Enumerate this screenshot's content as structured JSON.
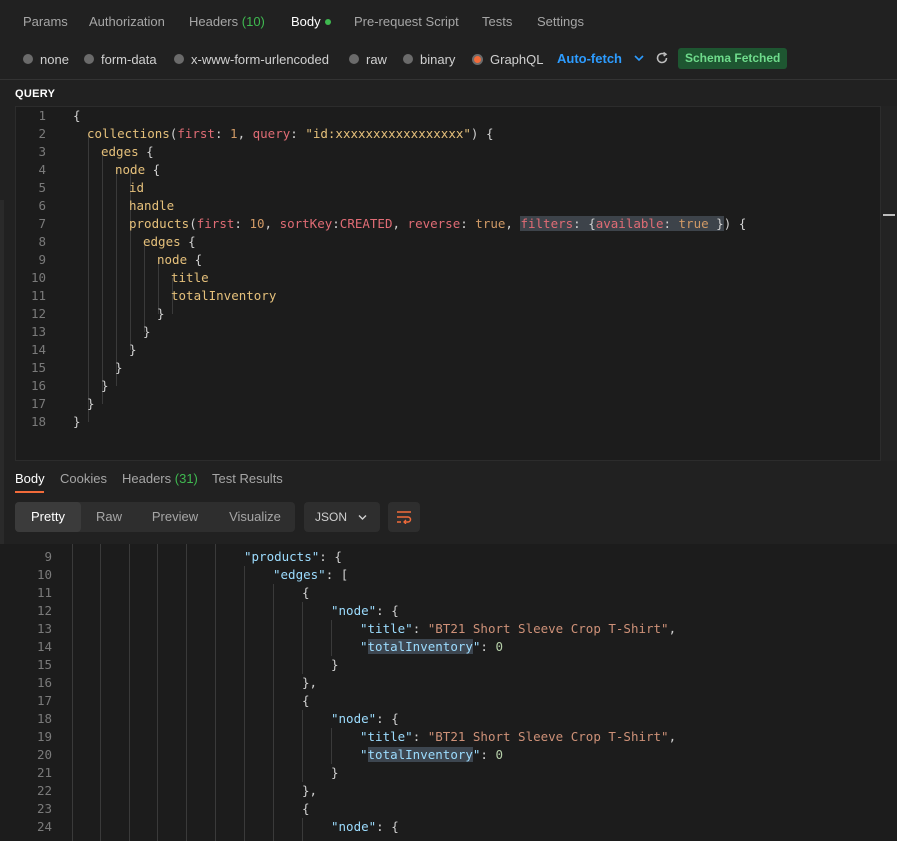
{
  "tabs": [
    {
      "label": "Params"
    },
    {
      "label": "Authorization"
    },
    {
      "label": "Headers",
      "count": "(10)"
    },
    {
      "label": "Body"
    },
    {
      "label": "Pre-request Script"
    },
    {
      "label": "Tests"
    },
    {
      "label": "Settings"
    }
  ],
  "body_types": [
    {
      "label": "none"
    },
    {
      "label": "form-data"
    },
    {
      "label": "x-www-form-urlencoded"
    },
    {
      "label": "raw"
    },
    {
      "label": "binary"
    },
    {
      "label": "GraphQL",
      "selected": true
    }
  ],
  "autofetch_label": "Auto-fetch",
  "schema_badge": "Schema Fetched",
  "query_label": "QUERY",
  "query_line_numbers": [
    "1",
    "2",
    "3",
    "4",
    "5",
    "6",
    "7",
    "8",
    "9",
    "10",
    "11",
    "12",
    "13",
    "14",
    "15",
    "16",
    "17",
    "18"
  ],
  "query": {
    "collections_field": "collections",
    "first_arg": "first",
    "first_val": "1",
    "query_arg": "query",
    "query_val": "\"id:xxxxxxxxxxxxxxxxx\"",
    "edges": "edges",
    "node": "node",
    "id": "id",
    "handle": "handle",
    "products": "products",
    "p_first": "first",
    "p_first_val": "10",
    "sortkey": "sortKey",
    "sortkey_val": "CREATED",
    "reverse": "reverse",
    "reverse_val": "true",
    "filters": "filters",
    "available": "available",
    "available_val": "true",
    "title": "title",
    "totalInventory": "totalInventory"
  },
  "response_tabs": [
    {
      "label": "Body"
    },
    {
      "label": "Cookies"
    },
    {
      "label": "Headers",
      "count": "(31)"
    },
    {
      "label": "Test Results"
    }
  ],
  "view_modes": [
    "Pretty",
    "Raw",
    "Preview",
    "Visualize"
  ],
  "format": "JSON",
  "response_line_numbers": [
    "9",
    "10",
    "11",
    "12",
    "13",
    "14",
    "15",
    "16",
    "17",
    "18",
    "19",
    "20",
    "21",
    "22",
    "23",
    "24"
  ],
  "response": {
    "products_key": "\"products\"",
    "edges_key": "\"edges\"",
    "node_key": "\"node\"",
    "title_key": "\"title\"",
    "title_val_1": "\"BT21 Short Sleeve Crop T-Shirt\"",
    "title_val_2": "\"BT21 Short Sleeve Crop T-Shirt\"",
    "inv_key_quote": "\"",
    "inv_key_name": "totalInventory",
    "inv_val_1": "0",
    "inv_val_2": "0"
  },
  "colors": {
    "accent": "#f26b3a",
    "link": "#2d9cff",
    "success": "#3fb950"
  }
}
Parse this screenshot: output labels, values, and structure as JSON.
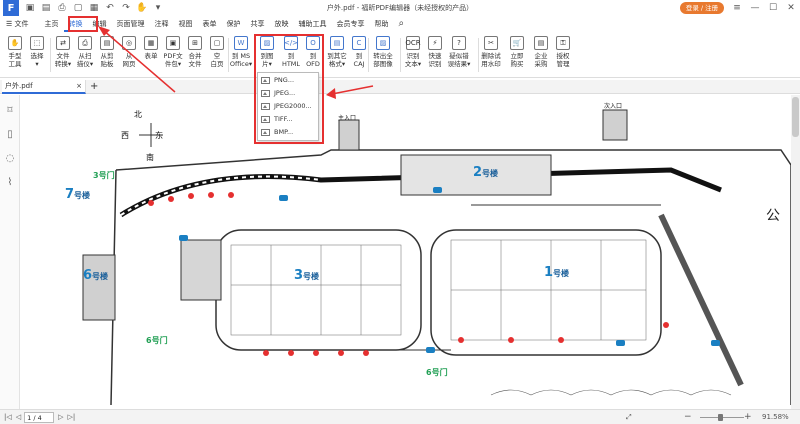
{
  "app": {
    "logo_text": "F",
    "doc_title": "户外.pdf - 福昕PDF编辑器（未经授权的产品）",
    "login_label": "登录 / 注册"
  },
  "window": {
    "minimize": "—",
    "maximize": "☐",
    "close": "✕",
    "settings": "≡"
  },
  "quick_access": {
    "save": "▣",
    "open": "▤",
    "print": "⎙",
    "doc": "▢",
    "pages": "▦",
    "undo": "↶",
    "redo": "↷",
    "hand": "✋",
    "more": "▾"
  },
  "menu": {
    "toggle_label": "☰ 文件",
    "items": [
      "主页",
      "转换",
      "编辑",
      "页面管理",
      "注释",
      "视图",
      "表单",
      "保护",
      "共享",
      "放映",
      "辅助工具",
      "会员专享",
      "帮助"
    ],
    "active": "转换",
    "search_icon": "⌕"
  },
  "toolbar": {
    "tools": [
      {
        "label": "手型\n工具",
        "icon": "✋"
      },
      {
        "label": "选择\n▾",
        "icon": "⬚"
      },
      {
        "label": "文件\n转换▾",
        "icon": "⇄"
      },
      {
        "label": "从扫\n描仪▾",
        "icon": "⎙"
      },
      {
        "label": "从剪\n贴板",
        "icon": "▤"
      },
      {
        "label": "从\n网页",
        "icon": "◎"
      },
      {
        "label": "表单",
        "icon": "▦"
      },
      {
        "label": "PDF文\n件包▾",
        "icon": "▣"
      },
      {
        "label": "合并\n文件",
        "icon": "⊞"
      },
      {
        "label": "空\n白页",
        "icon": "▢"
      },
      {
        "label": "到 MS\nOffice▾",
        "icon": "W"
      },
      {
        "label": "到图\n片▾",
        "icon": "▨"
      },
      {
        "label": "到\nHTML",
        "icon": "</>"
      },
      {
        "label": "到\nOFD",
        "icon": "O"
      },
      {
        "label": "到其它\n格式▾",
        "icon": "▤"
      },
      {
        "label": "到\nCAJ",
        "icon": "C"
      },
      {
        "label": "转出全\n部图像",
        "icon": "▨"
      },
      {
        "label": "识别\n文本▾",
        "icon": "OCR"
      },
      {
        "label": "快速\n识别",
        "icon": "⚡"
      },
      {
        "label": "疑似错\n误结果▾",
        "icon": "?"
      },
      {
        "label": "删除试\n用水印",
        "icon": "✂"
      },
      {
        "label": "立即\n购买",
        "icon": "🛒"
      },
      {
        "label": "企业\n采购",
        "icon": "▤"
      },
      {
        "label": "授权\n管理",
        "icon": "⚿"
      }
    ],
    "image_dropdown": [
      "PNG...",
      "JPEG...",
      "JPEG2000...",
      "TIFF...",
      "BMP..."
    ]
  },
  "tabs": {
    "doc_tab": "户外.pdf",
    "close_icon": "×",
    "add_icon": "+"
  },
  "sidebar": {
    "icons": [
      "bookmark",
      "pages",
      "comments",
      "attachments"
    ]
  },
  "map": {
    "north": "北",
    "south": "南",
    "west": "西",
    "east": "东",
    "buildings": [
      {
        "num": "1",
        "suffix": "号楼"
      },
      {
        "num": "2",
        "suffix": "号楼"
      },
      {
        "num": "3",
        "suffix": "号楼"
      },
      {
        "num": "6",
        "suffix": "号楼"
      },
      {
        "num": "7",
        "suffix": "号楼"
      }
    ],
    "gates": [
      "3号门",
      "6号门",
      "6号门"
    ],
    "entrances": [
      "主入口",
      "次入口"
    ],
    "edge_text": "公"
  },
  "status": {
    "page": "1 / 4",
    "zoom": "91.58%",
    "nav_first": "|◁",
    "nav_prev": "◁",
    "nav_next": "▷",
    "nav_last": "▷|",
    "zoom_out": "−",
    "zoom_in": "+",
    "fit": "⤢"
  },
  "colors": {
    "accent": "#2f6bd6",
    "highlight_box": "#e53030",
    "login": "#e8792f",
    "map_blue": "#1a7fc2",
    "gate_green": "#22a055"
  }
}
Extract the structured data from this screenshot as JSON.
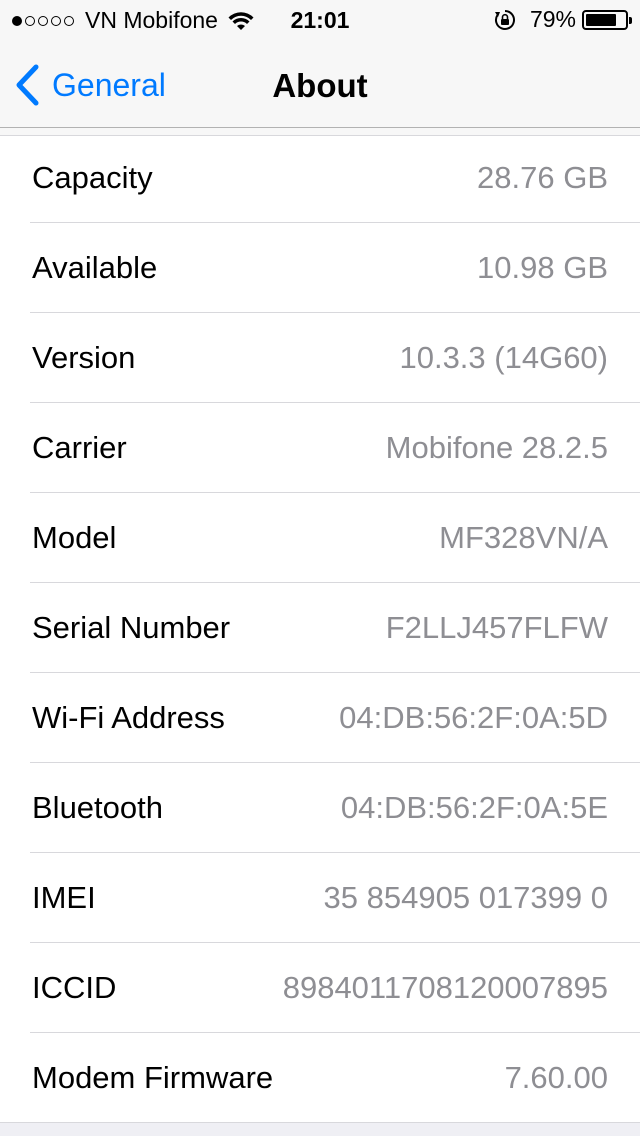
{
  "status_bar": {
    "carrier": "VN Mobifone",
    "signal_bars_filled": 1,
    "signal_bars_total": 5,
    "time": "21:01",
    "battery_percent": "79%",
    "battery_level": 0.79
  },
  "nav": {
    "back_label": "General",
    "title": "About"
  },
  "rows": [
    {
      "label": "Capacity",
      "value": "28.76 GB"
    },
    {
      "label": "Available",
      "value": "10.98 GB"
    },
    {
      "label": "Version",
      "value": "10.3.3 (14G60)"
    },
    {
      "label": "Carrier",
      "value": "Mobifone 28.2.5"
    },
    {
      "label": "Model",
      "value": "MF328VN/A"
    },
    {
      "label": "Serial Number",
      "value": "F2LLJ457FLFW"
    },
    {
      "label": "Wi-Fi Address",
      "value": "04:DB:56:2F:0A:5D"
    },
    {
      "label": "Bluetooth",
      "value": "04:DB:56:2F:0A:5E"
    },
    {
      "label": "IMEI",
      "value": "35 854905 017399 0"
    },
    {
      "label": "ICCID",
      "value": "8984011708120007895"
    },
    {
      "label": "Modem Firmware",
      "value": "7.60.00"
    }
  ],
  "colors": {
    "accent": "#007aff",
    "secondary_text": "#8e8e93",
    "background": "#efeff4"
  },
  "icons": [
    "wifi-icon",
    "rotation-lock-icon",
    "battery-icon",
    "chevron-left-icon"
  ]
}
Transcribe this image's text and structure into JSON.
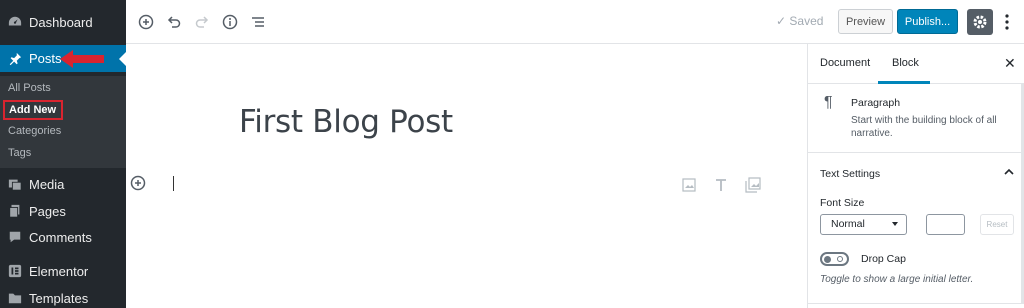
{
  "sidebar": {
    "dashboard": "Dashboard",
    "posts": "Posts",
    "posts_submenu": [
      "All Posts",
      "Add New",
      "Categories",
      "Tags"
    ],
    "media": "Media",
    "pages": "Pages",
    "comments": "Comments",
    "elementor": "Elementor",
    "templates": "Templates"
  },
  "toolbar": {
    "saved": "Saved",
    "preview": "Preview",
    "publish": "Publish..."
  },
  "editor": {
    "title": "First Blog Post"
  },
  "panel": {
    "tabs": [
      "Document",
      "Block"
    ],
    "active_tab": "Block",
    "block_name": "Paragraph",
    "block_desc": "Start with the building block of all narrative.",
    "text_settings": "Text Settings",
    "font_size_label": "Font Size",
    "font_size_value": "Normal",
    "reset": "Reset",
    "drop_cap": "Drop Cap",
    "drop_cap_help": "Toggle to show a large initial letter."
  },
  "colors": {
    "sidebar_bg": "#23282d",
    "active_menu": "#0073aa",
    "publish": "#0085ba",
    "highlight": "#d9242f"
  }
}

*-*-*

__Problem statement__
Search the entries for the word "data" and pick out every line that holds it.

__Response below__
      "label": "form-data"
Extract the structured data from this screenshot as JSON.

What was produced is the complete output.